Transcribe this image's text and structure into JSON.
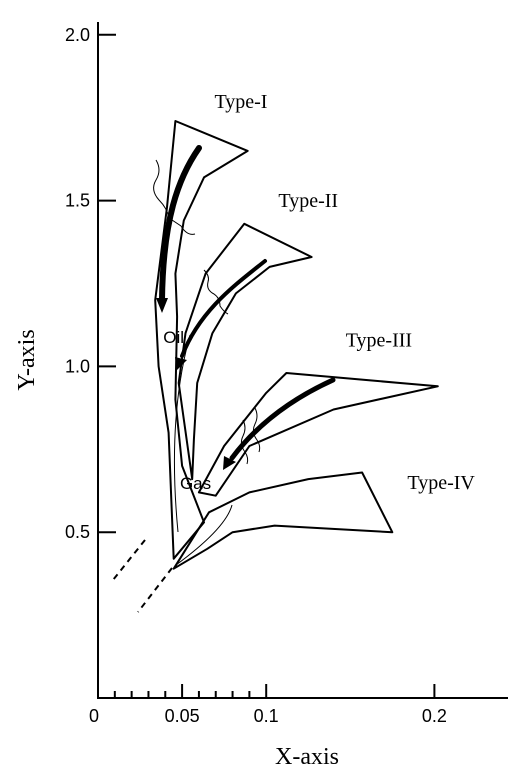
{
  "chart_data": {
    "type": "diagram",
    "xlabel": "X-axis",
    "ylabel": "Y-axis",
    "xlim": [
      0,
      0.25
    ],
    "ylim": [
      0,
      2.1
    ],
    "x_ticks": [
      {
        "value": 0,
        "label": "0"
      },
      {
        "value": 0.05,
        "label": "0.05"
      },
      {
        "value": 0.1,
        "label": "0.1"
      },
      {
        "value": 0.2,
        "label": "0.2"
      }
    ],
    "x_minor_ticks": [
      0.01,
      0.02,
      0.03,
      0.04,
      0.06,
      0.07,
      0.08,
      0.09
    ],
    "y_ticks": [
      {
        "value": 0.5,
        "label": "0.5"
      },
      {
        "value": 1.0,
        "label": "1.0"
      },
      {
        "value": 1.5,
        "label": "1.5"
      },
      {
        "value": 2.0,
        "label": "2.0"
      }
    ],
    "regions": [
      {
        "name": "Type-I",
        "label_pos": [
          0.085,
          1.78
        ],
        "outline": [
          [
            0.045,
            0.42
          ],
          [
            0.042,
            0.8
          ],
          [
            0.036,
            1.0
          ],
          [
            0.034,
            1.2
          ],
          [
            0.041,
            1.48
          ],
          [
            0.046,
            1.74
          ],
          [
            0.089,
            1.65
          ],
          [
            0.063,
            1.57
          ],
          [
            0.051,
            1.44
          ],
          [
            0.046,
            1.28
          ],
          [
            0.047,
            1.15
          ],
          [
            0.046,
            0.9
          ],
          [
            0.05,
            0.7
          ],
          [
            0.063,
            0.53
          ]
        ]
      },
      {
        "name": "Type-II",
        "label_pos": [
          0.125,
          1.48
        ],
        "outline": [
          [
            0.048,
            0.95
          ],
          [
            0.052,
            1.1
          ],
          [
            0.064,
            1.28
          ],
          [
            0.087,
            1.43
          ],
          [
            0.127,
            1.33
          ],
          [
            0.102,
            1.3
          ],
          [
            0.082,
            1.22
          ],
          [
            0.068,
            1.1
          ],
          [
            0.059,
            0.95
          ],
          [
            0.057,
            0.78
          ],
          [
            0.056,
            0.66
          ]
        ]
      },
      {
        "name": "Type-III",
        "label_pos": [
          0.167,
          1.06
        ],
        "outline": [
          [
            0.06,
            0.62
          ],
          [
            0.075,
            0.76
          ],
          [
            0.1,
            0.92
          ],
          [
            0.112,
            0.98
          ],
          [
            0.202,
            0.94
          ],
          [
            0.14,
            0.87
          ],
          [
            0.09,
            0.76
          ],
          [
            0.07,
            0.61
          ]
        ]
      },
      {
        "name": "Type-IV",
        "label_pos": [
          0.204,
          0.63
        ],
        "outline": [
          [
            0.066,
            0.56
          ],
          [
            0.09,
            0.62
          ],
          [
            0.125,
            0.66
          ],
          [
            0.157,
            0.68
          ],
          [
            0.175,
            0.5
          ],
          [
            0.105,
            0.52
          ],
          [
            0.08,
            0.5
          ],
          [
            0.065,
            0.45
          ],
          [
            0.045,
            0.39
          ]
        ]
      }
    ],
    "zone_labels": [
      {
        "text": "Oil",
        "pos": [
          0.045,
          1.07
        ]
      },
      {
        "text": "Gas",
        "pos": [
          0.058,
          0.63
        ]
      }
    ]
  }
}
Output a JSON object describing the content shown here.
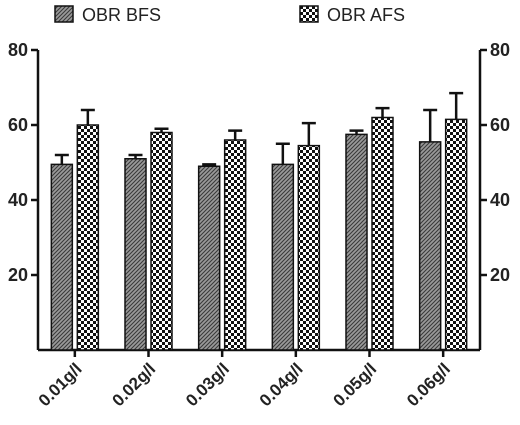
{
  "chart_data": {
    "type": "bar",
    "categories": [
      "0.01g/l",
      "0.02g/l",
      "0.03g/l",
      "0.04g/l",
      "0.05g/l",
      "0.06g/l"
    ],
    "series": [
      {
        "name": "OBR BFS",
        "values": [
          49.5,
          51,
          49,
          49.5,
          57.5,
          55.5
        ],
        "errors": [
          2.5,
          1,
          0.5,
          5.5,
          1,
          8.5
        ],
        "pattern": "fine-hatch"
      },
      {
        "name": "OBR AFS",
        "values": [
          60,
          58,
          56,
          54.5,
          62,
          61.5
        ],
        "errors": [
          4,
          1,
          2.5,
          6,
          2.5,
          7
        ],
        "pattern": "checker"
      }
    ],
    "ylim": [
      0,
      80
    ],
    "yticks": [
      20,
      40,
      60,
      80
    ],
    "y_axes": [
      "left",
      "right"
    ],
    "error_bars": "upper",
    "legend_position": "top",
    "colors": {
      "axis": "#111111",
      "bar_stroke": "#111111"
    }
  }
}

⁂

* _SHORT TASK_
Omit every picture, then reproduce the rest of the listing exactly.

* _RESULT BELOW_
Transcribe this image's text and structure into JSON.
{
  "chart_data": {
    "type": "diagram",
    "xlabel": "X-axis",
    "ylabel": "Y-axis",
    "xlim": [
      0,
      0.25
    ],
    "ylim": [
      0,
      2.1
    ],
    "x_ticks": [
      {
        "value": 0,
        "label": "0"
      },
      {
        "value": 0.05,
        "label": "0.05"
      },
      {
        "value": 0.1,
        "label": "0.1"
      },
      {
        "value": 0.2,
        "label": "0.2"
      }
    ],
    "x_minor_ticks": [
      0.01,
      0.02,
      0.03,
      0.04,
      0.06,
      0.07,
      0.08,
      0.09
    ],
    "y_ticks": [
      {
        "value": 0.5,
        "label": "0.5"
      },
      {
        "value": 1.0,
        "label": "1.0"
      },
      {
        "value": 1.5,
        "label": "1.5"
      },
      {
        "value": 2.0,
        "label": "2.0"
      }
    ],
    "regions": [
      {
        "name": "Type-I",
        "label_pos": [
          0.085,
          1.78
        ],
        "outline": [
          [
            0.045,
            0.42
          ],
          [
            0.042,
            0.8
          ],
          [
            0.036,
            1.0
          ],
          [
            0.034,
            1.2
          ],
          [
            0.041,
            1.48
          ],
          [
            0.046,
            1.74
          ],
          [
            0.089,
            1.65
          ],
          [
            0.063,
            1.57
          ],
          [
            0.051,
            1.44
          ],
          [
            0.046,
            1.28
          ],
          [
            0.047,
            1.15
          ],
          [
            0.046,
            0.9
          ],
          [
            0.05,
            0.7
          ],
          [
            0.063,
            0.53
          ]
        ]
      },
      {
        "name": "Type-II",
        "label_pos": [
          0.125,
          1.48
        ],
        "outline": [
          [
            0.048,
            0.95
          ],
          [
            0.052,
            1.1
          ],
          [
            0.064,
            1.28
          ],
          [
            0.087,
            1.43
          ],
          [
            0.127,
            1.33
          ],
          [
            0.102,
            1.3
          ],
          [
            0.082,
            1.22
          ],
          [
            0.068,
            1.1
          ],
          [
            0.059,
            0.95
          ],
          [
            0.057,
            0.78
          ],
          [
            0.056,
            0.66
          ]
        ]
      },
      {
        "name": "Type-III",
        "label_pos": [
          0.167,
          1.06
        ],
        "outline": [
          [
            0.06,
            0.62
          ],
          [
            0.075,
            0.76
          ],
          [
            0.1,
            0.92
          ],
          [
            0.112,
            0.98
          ],
          [
            0.202,
            0.94
          ],
          [
            0.14,
            0.87
          ],
          [
            0.09,
            0.76
          ],
          [
            0.07,
            0.61
          ]
        ]
      },
      {
        "name": "Type-IV",
        "label_pos": [
          0.204,
          0.63
        ],
        "outline": [
          [
            0.066,
            0.56
          ],
          [
            0.09,
            0.62
          ],
          [
            0.125,
            0.66
          ],
          [
            0.157,
            0.68
          ],
          [
            0.175,
            0.5
          ],
          [
            0.105,
            0.52
          ],
          [
            0.08,
            0.5
          ],
          [
            0.065,
            0.45
          ],
          [
            0.045,
            0.39
          ]
        ]
      }
    ],
    "zone_labels": [
      {
        "text": "Oil",
        "pos": [
          0.045,
          1.07
        ]
      },
      {
        "text": "Gas",
        "pos": [
          0.058,
          0.63
        ]
      }
    ]
  }
}
Output a JSON object describing the content shown here.
{
  "chart_data": {
    "type": "bar",
    "categories": [
      "0.01g/l",
      "0.02g/l",
      "0.03g/l",
      "0.04g/l",
      "0.05g/l",
      "0.06g/l"
    ],
    "series": [
      {
        "name": "OBR BFS",
        "values": [
          49.5,
          51,
          49,
          49.5,
          57.5,
          55.5
        ],
        "errors": [
          2.5,
          1,
          0.5,
          5.5,
          1,
          8.5
        ],
        "pattern": "fine-hatch"
      },
      {
        "name": "OBR AFS",
        "values": [
          60,
          58,
          56,
          54.5,
          62,
          61.5
        ],
        "errors": [
          4,
          1,
          2.5,
          6,
          2.5,
          7
        ],
        "pattern": "checker"
      }
    ],
    "ylim": [
      0,
      80
    ],
    "yticks": [
      20,
      40,
      60,
      80
    ],
    "y_axes": [
      "left",
      "right"
    ],
    "error_bars": "upper",
    "legend_position": "top",
    "colors": {
      "axis": "#111111",
      "bar_stroke": "#111111"
    }
  }
}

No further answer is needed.